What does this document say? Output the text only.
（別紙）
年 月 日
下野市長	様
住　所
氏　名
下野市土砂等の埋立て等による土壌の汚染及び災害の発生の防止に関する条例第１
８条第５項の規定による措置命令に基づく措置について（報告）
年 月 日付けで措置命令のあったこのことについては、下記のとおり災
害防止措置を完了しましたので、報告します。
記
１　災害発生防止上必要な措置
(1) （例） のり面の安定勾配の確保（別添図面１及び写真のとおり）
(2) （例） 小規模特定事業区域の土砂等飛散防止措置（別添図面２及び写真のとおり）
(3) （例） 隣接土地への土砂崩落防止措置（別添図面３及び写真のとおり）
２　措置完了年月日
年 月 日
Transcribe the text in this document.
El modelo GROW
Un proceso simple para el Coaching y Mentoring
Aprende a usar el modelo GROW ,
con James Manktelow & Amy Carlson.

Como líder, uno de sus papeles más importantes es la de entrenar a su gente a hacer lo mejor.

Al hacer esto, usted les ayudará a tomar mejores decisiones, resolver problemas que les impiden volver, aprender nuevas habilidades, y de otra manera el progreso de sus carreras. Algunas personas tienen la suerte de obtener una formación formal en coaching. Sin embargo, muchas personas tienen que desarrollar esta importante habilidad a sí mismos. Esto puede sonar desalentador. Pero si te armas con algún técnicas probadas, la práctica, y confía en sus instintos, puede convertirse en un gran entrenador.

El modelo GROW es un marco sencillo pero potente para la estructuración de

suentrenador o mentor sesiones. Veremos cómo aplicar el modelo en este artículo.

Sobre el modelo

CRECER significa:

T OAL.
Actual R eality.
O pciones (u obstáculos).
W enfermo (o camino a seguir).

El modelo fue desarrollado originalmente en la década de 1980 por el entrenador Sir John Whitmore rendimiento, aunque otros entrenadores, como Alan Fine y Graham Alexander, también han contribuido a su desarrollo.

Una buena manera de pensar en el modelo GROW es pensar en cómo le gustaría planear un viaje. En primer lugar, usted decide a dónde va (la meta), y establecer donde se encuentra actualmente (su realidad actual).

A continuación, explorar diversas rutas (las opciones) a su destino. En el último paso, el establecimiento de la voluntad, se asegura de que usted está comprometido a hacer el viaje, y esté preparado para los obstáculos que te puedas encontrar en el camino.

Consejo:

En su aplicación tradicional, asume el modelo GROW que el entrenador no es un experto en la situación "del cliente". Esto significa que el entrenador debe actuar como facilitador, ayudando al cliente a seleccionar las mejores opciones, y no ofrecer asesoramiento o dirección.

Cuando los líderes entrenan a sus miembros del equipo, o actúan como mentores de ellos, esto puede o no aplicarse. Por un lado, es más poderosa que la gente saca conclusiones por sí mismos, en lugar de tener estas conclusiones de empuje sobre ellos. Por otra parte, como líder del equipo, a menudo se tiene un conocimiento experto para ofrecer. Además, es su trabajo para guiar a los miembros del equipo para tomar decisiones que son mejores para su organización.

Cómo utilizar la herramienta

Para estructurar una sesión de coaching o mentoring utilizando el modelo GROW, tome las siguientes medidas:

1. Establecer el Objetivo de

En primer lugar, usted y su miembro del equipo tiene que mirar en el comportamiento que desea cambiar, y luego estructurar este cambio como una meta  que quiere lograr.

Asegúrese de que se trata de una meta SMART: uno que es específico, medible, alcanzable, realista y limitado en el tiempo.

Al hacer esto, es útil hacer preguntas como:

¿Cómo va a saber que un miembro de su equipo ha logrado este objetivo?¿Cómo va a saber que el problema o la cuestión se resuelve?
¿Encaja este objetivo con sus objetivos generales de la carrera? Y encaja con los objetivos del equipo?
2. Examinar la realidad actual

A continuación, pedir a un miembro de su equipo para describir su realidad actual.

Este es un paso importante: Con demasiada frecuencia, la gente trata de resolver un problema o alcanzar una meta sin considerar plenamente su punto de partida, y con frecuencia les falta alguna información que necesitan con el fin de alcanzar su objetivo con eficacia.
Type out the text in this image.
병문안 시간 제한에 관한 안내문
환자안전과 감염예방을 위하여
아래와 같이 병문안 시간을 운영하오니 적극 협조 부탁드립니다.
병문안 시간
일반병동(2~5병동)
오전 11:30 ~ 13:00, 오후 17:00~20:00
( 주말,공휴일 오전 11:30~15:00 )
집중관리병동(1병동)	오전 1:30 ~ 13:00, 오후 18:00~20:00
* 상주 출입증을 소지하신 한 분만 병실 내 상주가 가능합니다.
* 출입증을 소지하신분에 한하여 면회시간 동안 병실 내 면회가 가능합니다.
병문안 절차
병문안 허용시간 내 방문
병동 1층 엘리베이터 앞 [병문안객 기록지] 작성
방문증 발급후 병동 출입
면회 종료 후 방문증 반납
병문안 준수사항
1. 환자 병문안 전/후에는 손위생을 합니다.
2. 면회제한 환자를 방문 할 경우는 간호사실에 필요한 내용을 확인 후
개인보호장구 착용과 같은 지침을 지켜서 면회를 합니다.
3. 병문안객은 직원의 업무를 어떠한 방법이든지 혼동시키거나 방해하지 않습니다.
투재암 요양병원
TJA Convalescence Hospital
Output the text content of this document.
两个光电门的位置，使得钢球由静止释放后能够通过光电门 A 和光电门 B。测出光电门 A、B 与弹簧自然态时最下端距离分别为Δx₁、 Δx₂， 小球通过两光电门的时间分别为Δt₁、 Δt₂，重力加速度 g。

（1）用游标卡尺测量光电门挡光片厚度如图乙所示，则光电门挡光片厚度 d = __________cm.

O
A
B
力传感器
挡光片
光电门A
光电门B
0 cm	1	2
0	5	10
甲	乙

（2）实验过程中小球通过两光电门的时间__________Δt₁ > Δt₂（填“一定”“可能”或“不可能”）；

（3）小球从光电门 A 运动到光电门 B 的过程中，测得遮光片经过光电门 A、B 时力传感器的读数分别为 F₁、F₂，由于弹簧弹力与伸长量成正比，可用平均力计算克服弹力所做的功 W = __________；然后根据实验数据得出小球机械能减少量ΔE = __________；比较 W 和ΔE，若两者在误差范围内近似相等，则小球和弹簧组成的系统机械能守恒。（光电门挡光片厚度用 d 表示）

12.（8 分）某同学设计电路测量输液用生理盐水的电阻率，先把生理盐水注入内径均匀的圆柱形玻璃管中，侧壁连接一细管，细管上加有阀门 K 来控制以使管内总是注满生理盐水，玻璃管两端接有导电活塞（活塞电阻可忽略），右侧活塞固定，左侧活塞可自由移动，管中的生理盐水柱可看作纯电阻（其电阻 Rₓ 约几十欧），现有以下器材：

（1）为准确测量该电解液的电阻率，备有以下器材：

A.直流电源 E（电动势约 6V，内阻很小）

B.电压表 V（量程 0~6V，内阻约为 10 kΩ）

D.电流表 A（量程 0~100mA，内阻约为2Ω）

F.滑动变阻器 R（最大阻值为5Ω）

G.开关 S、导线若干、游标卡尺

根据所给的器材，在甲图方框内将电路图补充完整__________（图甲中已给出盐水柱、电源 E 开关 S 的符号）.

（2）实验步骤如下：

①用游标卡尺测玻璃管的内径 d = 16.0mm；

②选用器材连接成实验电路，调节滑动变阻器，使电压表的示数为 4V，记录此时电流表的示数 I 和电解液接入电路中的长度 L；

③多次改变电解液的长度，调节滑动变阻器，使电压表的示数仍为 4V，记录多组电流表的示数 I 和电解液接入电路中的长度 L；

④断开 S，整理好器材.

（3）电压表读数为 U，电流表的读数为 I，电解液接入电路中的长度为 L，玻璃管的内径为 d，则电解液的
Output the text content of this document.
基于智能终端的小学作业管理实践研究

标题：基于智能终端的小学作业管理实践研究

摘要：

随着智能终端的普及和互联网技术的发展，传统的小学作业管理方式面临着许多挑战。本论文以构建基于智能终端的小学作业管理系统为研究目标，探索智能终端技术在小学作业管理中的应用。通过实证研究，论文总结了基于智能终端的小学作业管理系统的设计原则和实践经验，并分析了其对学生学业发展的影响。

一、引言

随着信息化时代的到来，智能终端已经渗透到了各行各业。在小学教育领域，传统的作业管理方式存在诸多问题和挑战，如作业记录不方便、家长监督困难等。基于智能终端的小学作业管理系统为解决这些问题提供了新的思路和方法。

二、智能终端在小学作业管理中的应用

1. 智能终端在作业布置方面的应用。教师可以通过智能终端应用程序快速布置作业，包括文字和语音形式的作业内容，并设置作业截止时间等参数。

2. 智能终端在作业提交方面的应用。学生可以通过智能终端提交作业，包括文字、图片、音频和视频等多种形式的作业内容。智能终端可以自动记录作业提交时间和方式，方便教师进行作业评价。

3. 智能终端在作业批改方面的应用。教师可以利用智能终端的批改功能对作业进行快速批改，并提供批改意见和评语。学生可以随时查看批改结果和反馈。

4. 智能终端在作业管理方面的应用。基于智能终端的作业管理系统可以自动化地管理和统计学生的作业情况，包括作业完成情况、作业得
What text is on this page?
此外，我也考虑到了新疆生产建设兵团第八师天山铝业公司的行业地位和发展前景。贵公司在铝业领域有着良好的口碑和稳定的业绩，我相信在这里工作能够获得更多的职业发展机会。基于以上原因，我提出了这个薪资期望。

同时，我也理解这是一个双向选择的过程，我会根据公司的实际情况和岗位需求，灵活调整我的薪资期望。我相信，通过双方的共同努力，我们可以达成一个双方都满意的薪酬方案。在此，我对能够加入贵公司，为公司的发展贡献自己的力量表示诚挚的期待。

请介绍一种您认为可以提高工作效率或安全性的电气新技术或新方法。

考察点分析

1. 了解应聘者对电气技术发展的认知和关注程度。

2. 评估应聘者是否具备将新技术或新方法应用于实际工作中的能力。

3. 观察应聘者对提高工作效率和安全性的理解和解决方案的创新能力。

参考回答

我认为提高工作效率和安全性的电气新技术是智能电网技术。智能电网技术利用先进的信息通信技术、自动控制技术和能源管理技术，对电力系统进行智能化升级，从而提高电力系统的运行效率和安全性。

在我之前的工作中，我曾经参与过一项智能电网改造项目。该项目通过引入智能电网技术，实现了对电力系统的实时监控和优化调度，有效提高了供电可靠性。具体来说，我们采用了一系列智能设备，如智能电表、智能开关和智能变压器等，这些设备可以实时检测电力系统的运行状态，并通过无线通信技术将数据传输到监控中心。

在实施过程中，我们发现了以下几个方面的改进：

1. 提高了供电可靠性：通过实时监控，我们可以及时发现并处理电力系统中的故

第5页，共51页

» Written task: Where a line in the entries holds the word "gente", copy that line.

» Exercise result:
Como líder, uno de sus papeles más importantes es la de entrenar a su gente a hacer lo mejor.
Cuando los líderes entrenan a sus miembros del equipo, o actúan como mentores de ellos, esto puede o no aplicarse. Por un lado, es más poderosa que la gente saca conclusiones por sí mismos, en lugar de tener estas conclusiones de empuje sobre ellos. Por otra parte, como líder del equipo, a menudo se tiene un conocimiento experto para ofrecer. Además, es su trabajo para guiar a los miembros del equipo para tomar decisiones que son mejores para su organización.
Este es un paso importante: Con demasiada frecuencia, la gente trata de resolver un problema o alcanzar una meta sin considerar plenamente su punto de partida, y con frecuencia les falta alguna información que necesitan con el fin de alcanzar su objetivo con eficacia.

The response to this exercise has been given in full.